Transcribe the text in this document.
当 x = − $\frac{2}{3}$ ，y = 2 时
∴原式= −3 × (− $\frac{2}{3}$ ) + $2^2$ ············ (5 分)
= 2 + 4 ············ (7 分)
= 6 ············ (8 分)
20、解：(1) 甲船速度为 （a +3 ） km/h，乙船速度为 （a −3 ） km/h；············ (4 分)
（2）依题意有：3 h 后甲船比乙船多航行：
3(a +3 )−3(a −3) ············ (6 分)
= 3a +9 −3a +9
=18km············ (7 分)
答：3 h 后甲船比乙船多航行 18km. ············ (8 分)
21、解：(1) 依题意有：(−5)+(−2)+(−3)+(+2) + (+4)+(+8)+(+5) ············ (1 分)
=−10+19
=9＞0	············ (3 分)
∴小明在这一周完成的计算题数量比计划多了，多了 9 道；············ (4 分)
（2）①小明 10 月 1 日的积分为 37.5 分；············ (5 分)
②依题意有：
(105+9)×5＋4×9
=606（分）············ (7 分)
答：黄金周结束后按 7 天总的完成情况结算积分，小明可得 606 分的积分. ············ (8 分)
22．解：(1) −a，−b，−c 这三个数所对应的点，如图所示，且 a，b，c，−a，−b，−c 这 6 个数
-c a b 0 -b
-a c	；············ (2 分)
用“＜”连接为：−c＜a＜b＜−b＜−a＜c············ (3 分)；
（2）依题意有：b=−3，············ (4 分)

- - -

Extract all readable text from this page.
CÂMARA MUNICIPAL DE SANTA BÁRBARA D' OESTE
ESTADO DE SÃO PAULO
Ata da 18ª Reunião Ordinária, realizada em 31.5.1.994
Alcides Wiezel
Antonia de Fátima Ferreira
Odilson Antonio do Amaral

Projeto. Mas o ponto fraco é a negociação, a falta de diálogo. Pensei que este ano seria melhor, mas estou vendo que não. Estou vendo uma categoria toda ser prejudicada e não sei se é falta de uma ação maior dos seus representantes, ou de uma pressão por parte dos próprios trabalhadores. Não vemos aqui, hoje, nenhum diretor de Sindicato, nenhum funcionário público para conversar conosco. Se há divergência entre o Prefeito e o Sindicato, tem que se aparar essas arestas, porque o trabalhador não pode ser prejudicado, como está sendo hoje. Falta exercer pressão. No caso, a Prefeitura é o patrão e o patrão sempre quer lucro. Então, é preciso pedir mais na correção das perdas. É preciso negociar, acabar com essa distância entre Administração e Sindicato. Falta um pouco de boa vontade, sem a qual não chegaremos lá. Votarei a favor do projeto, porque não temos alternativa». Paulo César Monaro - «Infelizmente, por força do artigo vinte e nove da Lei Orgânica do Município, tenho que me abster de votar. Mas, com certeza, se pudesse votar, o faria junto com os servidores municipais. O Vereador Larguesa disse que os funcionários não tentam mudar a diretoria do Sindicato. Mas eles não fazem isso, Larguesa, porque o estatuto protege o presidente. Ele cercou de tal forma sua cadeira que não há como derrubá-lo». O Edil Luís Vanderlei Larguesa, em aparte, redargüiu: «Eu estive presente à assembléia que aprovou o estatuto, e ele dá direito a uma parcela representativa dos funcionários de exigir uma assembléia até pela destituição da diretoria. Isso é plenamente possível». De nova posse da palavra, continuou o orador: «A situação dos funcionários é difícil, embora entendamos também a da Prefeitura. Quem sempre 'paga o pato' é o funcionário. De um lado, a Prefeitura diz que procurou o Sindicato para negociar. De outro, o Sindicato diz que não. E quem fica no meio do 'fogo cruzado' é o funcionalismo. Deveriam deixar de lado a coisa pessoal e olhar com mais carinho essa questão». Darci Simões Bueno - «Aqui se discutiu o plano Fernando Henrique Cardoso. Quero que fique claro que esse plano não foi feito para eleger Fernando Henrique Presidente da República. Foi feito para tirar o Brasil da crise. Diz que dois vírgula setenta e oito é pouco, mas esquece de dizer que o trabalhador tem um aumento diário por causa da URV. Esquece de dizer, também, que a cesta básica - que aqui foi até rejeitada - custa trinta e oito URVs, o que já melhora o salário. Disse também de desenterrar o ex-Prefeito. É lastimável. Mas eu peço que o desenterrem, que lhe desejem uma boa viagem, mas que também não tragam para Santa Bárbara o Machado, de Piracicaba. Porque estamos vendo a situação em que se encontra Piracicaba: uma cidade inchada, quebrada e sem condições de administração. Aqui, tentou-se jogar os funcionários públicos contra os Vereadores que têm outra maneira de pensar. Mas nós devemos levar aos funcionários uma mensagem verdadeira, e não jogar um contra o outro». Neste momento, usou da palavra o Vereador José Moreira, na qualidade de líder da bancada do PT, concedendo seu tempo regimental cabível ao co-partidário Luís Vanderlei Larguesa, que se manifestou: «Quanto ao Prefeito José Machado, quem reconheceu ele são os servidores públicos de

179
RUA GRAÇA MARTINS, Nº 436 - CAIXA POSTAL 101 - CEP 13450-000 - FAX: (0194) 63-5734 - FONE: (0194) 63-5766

- - -

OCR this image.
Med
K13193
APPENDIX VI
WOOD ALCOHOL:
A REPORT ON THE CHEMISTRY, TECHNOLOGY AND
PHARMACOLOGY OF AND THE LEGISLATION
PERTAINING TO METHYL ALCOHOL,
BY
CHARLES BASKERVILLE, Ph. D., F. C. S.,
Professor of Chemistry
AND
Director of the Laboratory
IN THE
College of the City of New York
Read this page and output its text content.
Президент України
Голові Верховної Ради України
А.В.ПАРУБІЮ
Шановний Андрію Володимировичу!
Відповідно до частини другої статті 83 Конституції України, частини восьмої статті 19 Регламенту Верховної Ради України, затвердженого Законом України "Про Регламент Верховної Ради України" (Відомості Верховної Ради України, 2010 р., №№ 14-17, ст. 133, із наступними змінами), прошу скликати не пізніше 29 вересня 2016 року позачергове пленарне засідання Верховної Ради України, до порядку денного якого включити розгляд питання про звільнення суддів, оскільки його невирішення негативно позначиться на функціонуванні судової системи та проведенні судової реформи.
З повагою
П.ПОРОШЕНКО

- - -

#### Task prompt
Copy out every line of the material above that mentions the word "后甲船比乙船多航行".

#### Response
（2）依题意有：3 h 后甲船比乙船多航行：
答：3 h 后甲船比乙船多航行 18km. ············ (8 分)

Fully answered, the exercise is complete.